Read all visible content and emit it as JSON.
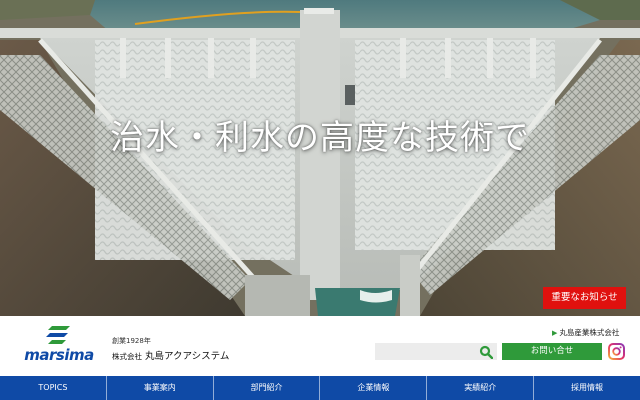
{
  "hero": {
    "headline": "治水・利水の高度な技術で",
    "notice_button": "重要なお知らせ"
  },
  "header": {
    "logo_text": "marsima",
    "founded": "創業1928年",
    "company_type": "株式会社",
    "company_name": "丸島アクアシステム",
    "group_link": "丸島産業株式会社",
    "search_placeholder": "",
    "search_icon": "search-icon",
    "contact_label": "お問い合せ",
    "instagram_icon": "instagram-icon"
  },
  "nav": {
    "items": [
      "TOPICS",
      "事業案内",
      "部門紹介",
      "企業情報",
      "実績紹介",
      "採用情報"
    ]
  },
  "colors": {
    "brand_blue": "#0f4aa6",
    "accent_green": "#2f9a3a",
    "notice_red": "#e0110e"
  }
}
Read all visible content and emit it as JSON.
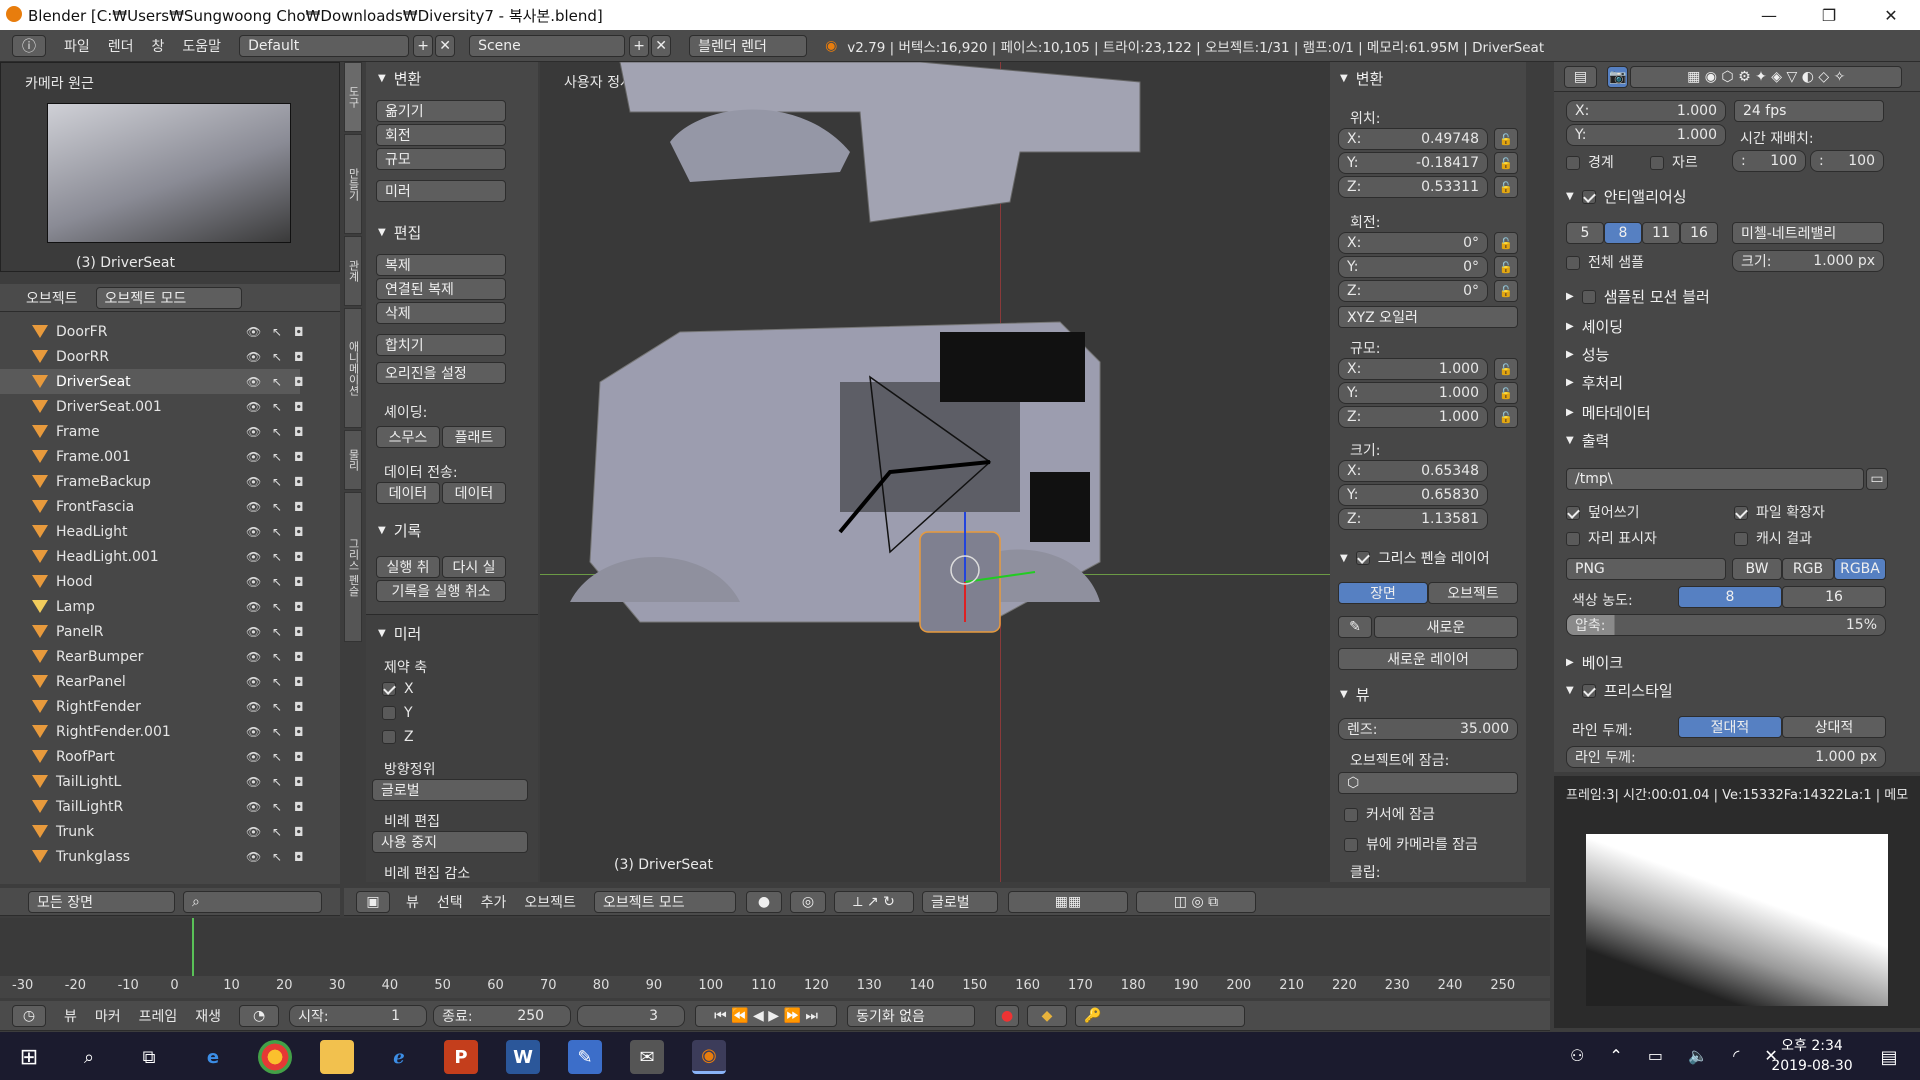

################

Could you repeat all of the material exactly? Pictures should not be copied.

Read all visible content and emit it as JSON.
{
  "hero": {
    "headline": "治水・利水の高度な技術で",
    "notice_button": "重要なお知らせ"
  },
  "header": {
    "logo_text": "marsima",
    "founded": "創業1928年",
    "company_type": "株式会社",
    "company_name": "丸島アクアシステム",
    "group_link": "丸島産業株式会社",
    "search_placeholder": "",
    "search_icon": "search-icon",
    "contact_label": "お問い合せ",
    "instagram_icon": "instagram-icon"
  },
  "nav": {
    "items": [
      "TOPICS",
      "事業案内",
      "部門紹介",
      "企業情報",
      "実績紹介",
      "採用情報"
    ]
  },
  "colors": {
    "brand_blue": "#0f4aa6",
    "accent_green": "#2f9a3a",
    "notice_red": "#e0110e"
  }
}
Read all visible content and emit it as JSON.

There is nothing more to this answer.